-- BEGIN GIVEN RECORDS --
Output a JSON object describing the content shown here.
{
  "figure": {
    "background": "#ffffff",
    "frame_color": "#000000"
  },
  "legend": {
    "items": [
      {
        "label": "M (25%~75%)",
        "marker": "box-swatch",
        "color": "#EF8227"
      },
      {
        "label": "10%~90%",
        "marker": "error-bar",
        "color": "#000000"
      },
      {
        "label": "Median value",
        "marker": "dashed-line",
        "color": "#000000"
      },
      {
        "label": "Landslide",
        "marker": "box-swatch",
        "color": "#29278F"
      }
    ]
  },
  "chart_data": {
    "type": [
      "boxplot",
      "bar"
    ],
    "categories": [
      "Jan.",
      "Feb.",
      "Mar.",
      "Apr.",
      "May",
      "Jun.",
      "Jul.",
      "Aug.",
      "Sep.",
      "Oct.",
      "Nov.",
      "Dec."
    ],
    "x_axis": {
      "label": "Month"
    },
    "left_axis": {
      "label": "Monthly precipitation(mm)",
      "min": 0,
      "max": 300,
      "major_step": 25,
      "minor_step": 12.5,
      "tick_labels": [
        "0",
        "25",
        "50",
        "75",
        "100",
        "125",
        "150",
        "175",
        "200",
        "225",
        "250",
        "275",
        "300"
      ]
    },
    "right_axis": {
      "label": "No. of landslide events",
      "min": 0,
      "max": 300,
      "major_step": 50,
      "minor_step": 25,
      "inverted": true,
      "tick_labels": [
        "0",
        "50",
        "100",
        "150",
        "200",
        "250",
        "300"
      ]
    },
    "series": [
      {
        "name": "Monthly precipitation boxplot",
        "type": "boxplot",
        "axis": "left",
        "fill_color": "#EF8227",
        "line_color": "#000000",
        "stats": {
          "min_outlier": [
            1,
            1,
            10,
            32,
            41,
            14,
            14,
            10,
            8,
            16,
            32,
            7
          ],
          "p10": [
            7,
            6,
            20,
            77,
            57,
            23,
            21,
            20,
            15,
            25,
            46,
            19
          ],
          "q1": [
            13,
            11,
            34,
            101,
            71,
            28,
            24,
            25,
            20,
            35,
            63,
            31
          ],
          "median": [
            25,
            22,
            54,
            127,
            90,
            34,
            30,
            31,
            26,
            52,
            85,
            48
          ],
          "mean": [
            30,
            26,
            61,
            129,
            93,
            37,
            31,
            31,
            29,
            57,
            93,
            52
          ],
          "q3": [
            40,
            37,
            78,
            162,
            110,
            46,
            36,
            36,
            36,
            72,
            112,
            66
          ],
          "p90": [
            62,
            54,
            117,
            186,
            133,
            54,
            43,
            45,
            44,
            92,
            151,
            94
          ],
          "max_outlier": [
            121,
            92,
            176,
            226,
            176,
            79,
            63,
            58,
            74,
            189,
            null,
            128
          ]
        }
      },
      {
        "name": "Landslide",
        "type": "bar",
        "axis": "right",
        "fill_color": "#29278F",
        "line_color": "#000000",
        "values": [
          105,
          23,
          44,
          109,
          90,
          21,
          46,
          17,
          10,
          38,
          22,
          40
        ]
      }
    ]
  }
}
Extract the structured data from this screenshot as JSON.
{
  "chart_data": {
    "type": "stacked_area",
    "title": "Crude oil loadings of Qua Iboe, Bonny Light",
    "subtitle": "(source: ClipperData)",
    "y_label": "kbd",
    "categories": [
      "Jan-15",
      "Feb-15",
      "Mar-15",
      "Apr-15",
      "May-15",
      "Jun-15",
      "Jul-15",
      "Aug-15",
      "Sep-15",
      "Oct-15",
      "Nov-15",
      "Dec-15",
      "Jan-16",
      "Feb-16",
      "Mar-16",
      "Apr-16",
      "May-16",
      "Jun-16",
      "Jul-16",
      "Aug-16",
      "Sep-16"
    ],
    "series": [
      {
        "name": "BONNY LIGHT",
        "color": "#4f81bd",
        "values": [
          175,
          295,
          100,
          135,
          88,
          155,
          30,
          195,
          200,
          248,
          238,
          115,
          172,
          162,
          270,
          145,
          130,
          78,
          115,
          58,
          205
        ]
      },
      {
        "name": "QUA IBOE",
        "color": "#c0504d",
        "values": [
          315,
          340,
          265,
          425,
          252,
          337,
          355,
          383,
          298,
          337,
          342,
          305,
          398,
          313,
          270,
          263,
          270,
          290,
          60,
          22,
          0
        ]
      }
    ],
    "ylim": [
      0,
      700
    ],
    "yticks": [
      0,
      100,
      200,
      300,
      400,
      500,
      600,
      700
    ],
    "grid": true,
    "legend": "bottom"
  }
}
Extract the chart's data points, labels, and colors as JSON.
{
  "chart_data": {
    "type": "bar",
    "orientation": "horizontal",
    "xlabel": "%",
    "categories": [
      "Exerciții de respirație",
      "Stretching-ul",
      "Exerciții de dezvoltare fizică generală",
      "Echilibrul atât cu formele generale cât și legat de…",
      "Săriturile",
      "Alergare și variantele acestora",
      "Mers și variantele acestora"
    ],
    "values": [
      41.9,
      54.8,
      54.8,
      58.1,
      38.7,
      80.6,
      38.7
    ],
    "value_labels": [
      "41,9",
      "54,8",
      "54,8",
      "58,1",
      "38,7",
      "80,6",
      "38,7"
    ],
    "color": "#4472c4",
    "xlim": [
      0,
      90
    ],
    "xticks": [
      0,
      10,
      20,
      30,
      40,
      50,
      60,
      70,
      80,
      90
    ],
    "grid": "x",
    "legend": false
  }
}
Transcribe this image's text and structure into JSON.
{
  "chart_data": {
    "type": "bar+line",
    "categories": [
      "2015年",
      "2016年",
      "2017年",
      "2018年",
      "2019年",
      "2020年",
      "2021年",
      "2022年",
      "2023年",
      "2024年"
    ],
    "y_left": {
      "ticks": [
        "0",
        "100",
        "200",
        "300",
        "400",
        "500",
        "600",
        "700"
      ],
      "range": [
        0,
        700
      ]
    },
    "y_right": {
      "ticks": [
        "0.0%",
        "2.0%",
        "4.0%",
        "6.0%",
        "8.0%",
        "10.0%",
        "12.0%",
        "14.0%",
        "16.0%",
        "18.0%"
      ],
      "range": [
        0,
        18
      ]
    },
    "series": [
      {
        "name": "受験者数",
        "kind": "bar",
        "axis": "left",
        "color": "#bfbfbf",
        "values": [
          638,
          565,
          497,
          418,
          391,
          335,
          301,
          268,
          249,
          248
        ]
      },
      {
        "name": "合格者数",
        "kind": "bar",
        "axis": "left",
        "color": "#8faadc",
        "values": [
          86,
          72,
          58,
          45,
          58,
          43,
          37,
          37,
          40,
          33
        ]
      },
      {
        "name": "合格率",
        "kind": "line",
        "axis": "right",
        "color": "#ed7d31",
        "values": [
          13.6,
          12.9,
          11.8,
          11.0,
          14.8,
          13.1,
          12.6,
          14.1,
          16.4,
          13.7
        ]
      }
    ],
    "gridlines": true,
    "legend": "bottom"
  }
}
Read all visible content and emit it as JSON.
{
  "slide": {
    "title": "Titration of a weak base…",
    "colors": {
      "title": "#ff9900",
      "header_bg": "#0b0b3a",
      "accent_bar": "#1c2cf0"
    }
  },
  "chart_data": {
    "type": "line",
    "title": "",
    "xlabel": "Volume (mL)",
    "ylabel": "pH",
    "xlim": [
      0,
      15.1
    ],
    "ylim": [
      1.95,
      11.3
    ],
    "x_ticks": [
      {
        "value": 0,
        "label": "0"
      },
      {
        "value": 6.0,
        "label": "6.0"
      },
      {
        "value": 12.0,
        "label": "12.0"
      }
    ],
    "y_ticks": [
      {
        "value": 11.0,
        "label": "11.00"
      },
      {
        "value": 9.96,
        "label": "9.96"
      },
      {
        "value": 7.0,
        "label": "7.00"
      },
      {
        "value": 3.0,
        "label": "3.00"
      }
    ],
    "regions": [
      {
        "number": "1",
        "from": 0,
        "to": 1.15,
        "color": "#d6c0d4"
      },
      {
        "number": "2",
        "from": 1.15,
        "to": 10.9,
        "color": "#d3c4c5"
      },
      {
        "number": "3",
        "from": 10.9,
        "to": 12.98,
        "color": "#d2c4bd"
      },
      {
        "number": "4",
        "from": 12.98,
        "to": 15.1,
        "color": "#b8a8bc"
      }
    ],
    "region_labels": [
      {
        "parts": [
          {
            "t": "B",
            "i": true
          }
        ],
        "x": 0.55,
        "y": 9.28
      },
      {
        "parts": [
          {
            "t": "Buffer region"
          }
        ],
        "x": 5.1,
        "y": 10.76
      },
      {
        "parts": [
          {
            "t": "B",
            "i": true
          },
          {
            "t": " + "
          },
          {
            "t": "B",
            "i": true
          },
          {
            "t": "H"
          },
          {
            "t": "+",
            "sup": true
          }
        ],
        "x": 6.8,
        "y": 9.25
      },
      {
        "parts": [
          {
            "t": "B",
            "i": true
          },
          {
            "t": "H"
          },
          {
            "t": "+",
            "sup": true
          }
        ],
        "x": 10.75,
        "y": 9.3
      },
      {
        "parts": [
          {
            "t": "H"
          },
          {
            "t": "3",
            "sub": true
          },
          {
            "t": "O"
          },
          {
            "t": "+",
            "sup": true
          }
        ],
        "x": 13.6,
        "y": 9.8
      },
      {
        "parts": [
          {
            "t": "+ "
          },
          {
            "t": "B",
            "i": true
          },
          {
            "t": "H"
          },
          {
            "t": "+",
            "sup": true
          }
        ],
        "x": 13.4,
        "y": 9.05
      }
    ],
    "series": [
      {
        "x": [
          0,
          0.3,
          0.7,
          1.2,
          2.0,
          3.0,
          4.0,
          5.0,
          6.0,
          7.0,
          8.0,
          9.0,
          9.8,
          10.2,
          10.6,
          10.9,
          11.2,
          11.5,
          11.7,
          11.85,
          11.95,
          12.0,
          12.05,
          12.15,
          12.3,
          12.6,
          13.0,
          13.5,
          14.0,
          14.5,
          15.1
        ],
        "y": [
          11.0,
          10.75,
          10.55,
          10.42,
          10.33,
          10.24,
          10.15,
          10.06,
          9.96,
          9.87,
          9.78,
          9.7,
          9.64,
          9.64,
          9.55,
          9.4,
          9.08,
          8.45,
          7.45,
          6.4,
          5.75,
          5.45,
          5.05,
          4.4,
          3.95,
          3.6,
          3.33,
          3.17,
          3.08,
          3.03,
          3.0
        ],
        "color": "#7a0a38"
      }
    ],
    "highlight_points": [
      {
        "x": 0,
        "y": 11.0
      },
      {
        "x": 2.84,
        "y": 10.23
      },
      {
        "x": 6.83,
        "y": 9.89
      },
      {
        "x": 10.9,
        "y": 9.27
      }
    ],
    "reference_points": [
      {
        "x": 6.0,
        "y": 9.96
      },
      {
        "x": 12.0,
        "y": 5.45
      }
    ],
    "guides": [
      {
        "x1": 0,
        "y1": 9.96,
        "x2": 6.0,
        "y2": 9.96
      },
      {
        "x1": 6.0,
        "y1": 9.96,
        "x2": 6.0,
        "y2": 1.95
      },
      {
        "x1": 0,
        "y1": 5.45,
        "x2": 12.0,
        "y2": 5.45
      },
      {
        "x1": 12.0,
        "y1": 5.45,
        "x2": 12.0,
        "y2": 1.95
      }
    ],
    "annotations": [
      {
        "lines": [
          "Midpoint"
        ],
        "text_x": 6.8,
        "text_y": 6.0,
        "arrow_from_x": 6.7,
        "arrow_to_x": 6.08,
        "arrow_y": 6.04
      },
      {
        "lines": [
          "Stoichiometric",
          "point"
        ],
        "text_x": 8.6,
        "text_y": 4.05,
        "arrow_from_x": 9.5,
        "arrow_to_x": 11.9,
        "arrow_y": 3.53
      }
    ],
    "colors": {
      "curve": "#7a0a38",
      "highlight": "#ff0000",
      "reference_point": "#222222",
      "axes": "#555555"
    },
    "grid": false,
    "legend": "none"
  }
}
-- END GIVEN RECORDS --
GOAL:
Pull out all lines from the entries above that include the word "marker".

SOLUTION TO THIS PROBLEM:
        "marker": "box-swatch",
        "marker": "error-bar",
        "marker": "dashed-line",
        "marker": "box-swatch",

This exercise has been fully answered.